* **Brief**:
Skip any picture you find and retype all the remaining lines exactly.

* **Data entries**:
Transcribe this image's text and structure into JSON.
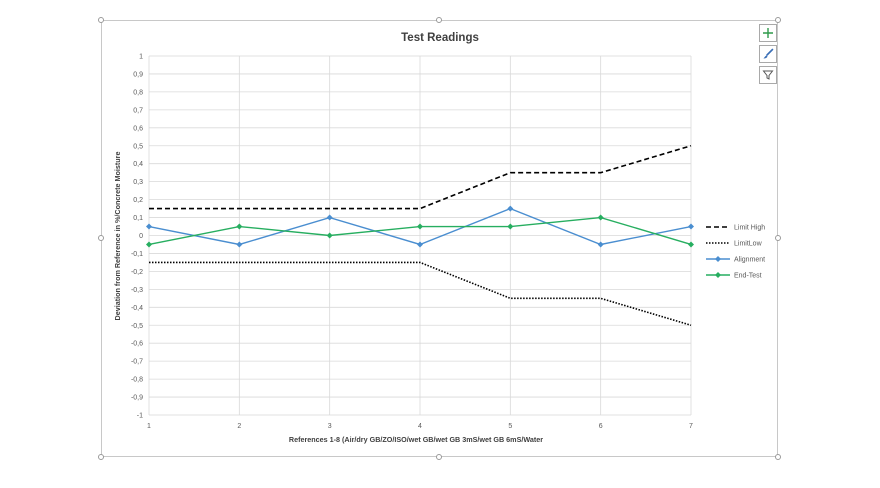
{
  "chart_data": {
    "type": "line",
    "title": "Test Readings",
    "xlabel": "References 1-8 (Air/dry GB/ZO/ISO/wet GB/wet GB 3mS/wet GB 6mS/Water",
    "ylabel": "Deviation from Reference in %/Concrete Moisture",
    "categories": [
      "1",
      "2",
      "3",
      "4",
      "5",
      "6",
      "7"
    ],
    "ylim": [
      -1,
      1
    ],
    "y_ticks": [
      "1",
      "0,9",
      "0,8",
      "0,7",
      "0,6",
      "0,5",
      "0,4",
      "0,3",
      "0,2",
      "0,1",
      "0",
      "-0,1",
      "-0,2",
      "-0,3",
      "-0,4",
      "-0,5",
      "-0,6",
      "-0,7",
      "-0,8",
      "-0,9",
      "-1"
    ],
    "grid": true,
    "legend_position": "right",
    "series": [
      {
        "name": "Limit High",
        "values": [
          0.15,
          0.15,
          0.15,
          0.15,
          0.35,
          0.35,
          0.5
        ],
        "color": "#000000",
        "style": "dashed",
        "marker": "none"
      },
      {
        "name": "LimitLow",
        "values": [
          -0.15,
          -0.15,
          -0.15,
          -0.15,
          -0.35,
          -0.35,
          -0.5
        ],
        "color": "#000000",
        "style": "dotted",
        "marker": "none"
      },
      {
        "name": "Alignment",
        "values": [
          0.05,
          -0.05,
          0.1,
          -0.05,
          0.15,
          -0.05,
          0.05
        ],
        "color": "#4a8ed0",
        "style": "solid",
        "marker": "diamond"
      },
      {
        "name": "End-Test",
        "values": [
          -0.05,
          0.05,
          0.0,
          0.05,
          0.05,
          0.1,
          -0.05
        ],
        "color": "#27ae60",
        "style": "solid",
        "marker": "diamond"
      }
    ]
  },
  "ui": {
    "add_element_icon": "plus-icon",
    "style_icon": "brush-icon",
    "filter_icon": "filter-icon"
  }
}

* **Correct answer**:
Transcribe this image's text and structure into JSON.
{
  "chart_data": {
    "type": "line",
    "title": "Test Readings",
    "xlabel": "References 1-8 (Air/dry GB/ZO/ISO/wet GB/wet GB 3mS/wet GB 6mS/Water",
    "ylabel": "Deviation from Reference in %/Concrete Moisture",
    "categories": [
      "1",
      "2",
      "3",
      "4",
      "5",
      "6",
      "7"
    ],
    "ylim": [
      -1,
      1
    ],
    "y_ticks": [
      "1",
      "0,9",
      "0,8",
      "0,7",
      "0,6",
      "0,5",
      "0,4",
      "0,3",
      "0,2",
      "0,1",
      "0",
      "-0,1",
      "-0,2",
      "-0,3",
      "-0,4",
      "-0,5",
      "-0,6",
      "-0,7",
      "-0,8",
      "-0,9",
      "-1"
    ],
    "grid": true,
    "legend_position": "right",
    "series": [
      {
        "name": "Limit High",
        "values": [
          0.15,
          0.15,
          0.15,
          0.15,
          0.35,
          0.35,
          0.5
        ],
        "color": "#000000",
        "style": "dashed",
        "marker": "none"
      },
      {
        "name": "LimitLow",
        "values": [
          -0.15,
          -0.15,
          -0.15,
          -0.15,
          -0.35,
          -0.35,
          -0.5
        ],
        "color": "#000000",
        "style": "dotted",
        "marker": "none"
      },
      {
        "name": "Alignment",
        "values": [
          0.05,
          -0.05,
          0.1,
          -0.05,
          0.15,
          -0.05,
          0.05
        ],
        "color": "#4a8ed0",
        "style": "solid",
        "marker": "diamond"
      },
      {
        "name": "End-Test",
        "values": [
          -0.05,
          0.05,
          0.0,
          0.05,
          0.05,
          0.1,
          -0.05
        ],
        "color": "#27ae60",
        "style": "solid",
        "marker": "diamond"
      }
    ]
  },
  "ui": {
    "add_element_icon": "plus-icon",
    "style_icon": "brush-icon",
    "filter_icon": "filter-icon"
  }
}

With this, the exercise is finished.